**Task to carry out**
Provide the data again in its entirety, exactly as given.

**Entries provided**
==========

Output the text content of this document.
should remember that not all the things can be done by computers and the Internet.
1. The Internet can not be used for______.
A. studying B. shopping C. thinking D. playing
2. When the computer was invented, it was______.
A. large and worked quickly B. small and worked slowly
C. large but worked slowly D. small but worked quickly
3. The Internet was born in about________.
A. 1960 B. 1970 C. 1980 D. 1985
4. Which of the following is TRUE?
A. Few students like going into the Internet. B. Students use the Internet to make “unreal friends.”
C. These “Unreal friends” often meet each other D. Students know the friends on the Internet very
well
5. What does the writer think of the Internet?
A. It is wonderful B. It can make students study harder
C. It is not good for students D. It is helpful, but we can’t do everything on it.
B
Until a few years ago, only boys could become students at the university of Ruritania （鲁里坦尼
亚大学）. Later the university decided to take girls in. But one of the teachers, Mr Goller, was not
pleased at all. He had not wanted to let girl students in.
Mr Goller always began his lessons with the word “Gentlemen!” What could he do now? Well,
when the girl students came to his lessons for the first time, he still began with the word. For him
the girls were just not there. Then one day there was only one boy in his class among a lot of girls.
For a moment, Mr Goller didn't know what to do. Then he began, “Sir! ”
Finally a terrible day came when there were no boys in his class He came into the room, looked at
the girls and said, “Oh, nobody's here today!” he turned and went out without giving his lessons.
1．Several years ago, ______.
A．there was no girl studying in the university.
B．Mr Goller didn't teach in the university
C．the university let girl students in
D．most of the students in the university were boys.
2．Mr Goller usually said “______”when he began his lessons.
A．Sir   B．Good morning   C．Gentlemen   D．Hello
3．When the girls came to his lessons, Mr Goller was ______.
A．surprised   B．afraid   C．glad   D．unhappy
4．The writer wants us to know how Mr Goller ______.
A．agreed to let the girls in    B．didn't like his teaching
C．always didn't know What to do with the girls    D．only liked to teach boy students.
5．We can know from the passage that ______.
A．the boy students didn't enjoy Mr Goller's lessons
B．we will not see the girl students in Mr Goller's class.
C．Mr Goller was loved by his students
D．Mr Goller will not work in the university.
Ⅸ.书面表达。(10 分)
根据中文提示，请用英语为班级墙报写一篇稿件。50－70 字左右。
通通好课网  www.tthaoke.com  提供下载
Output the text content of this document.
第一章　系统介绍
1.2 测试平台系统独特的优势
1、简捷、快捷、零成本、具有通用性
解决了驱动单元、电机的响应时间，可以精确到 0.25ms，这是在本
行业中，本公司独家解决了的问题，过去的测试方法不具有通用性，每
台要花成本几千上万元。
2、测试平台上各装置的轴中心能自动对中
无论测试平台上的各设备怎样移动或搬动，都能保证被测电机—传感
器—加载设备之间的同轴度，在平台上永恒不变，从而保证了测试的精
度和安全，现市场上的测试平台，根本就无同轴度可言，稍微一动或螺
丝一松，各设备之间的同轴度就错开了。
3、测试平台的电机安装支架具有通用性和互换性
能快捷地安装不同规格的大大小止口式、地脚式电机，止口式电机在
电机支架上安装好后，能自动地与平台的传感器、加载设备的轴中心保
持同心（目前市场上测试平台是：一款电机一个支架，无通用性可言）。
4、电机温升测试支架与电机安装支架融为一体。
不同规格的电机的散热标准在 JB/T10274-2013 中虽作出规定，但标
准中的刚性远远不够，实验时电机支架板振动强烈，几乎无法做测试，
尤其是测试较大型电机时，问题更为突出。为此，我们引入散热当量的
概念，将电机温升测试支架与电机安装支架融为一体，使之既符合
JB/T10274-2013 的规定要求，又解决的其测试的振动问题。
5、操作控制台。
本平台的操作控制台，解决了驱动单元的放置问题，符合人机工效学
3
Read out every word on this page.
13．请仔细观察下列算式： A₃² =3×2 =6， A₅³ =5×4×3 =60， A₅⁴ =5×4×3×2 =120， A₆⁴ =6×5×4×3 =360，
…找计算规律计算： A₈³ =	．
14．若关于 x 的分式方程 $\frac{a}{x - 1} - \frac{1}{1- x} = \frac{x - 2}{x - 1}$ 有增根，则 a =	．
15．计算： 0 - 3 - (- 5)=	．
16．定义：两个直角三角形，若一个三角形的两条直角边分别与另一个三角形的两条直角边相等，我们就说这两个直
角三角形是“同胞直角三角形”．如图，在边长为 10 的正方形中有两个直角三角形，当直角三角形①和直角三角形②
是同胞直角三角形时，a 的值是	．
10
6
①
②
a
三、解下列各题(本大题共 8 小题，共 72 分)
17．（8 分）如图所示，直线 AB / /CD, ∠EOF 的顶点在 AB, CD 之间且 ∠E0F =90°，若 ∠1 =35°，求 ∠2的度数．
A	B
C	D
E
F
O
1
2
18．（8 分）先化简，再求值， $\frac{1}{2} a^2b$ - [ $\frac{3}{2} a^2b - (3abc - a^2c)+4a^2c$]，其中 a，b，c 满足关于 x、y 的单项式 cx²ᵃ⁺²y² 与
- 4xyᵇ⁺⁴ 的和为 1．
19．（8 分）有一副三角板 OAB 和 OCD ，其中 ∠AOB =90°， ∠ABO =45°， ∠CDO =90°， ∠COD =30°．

==========

**Worked solution**
Output the text content of this document.
should remember that not all the things can be done by computers and the Internet.
1. The Internet can not be used for______.
A. studying B. shopping C. thinking D. playing
2. When the computer was invented, it was______.
A. large and worked quickly B. small and worked slowly
C. large but worked slowly D. small but worked quickly
3. The Internet was born in about________.
A. 1960 B. 1970 C. 1980 D. 1985
4. Which of the following is TRUE?
A. Few students like going into the Internet. B. Students use the Internet to make “unreal friends.”
C. These “Unreal friends” often meet each other D. Students know the friends on the Internet very
well
5. What does the writer think of the Internet?
A. It is wonderful B. It can make students study harder
C. It is not good for students D. It is helpful, but we can’t do everything on it.
B
Until a few years ago, only boys could become students at the university of Ruritania （鲁里坦尼
亚大学）. Later the university decided to take girls in. But one of the teachers, Mr Goller, was not
pleased at all. He had not wanted to let girl students in.
Mr Goller always began his lessons with the word “Gentlemen!” What could he do now? Well,
when the girl students came to his lessons for the first time, he still began with the word. For him
the girls were just not there. Then one day there was only one boy in his class among a lot of girls.
For a moment, Mr Goller didn't know what to do. Then he began, “Sir! ”
Finally a terrible day came when there were no boys in his class He came into the room, looked at
the girls and said, “Oh, nobody's here today!” he turned and went out without giving his lessons.
1．Several years ago, ______.
A．there was no girl studying in the university.
B．Mr Goller didn't teach in the university
C．the university let girl students in
D．most of the students in the university were boys.
2．Mr Goller usually said “______”when he began his lessons.
A．Sir   B．Good morning   C．Gentlemen   D．Hello
3．When the girls came to his lessons, Mr Goller was ______.
A．surprised   B．afraid   C．glad   D．unhappy
4．The writer wants us to know how Mr Goller ______.
A．agreed to let the girls in    B．didn't like his teaching
C．always didn't know What to do with the girls    D．only liked to teach boy students.
5．We can know from the passage that ______.
A．the boy students didn't enjoy Mr Goller's lessons
B．we will not see the girl students in Mr Goller's class.
C．Mr Goller was loved by his students
D．Mr Goller will not work in the university.
Ⅸ.书面表达。(10 分)
根据中文提示，请用英语为班级墙报写一篇稿件。50－70 字左右。
通通好课网  www.tthaoke.com  提供下载
Output the text content of this document.
第一章　系统介绍
1.2 测试平台系统独特的优势
1、简捷、快捷、零成本、具有通用性
解决了驱动单元、电机的响应时间，可以精确到 0.25ms，这是在本
行业中，本公司独家解决了的问题，过去的测试方法不具有通用性，每
台要花成本几千上万元。
2、测试平台上各装置的轴中心能自动对中
无论测试平台上的各设备怎样移动或搬动，都能保证被测电机—传感
器—加载设备之间的同轴度，在平台上永恒不变，从而保证了测试的精
度和安全，现市场上的测试平台，根本就无同轴度可言，稍微一动或螺
丝一松，各设备之间的同轴度就错开了。
3、测试平台的电机安装支架具有通用性和互换性
能快捷地安装不同规格的大大小止口式、地脚式电机，止口式电机在
电机支架上安装好后，能自动地与平台的传感器、加载设备的轴中心保
持同心（目前市场上测试平台是：一款电机一个支架，无通用性可言）。
4、电机温升测试支架与电机安装支架融为一体。
不同规格的电机的散热标准在 JB/T10274-2013 中虽作出规定，但标
准中的刚性远远不够，实验时电机支架板振动强烈，几乎无法做测试，
尤其是测试较大型电机时，问题更为突出。为此，我们引入散热当量的
概念，将电机温升测试支架与电机安装支架融为一体，使之既符合
JB/T10274-2013 的规定要求，又解决的其测试的振动问题。
5、操作控制台。
本平台的操作控制台，解决了驱动单元的放置问题，符合人机工效学
3
Read out every word on this page.
13．请仔细观察下列算式： A₃² =3×2 =6， A₅³ =5×4×3 =60， A₅⁴ =5×4×3×2 =120， A₆⁴ =6×5×4×3 =360，
…找计算规律计算： A₈³ =	．
14．若关于 x 的分式方程 $\frac{a}{x - 1} - \frac{1}{1- x} = \frac{x - 2}{x - 1}$ 有增根，则 a =	．
15．计算： 0 - 3 - (- 5)=	．
16．定义：两个直角三角形，若一个三角形的两条直角边分别与另一个三角形的两条直角边相等，我们就说这两个直
角三角形是“同胞直角三角形”．如图，在边长为 10 的正方形中有两个直角三角形，当直角三角形①和直角三角形②
是同胞直角三角形时，a 的值是	．
10
6
①
②
a
三、解下列各题(本大题共 8 小题，共 72 分)
17．（8 分）如图所示，直线 AB / /CD, ∠EOF 的顶点在 AB, CD 之间且 ∠E0F =90°，若 ∠1 =35°，求 ∠2的度数．
A	B
C	D
E
F
O
1
2
18．（8 分）先化简，再求值， $\frac{1}{2} a^2b$ - [ $\frac{3}{2} a^2b - (3abc - a^2c)+4a^2c$]，其中 a，b，c 满足关于 x、y 的单项式 cx²ᵃ⁺²y² 与
- 4xyᵇ⁺⁴ 的和为 1．
19．（8 分）有一副三角板 OAB 和 OCD ，其中 ∠AOB =90°， ∠ABO =45°， ∠CDO =90°， ∠COD =30°．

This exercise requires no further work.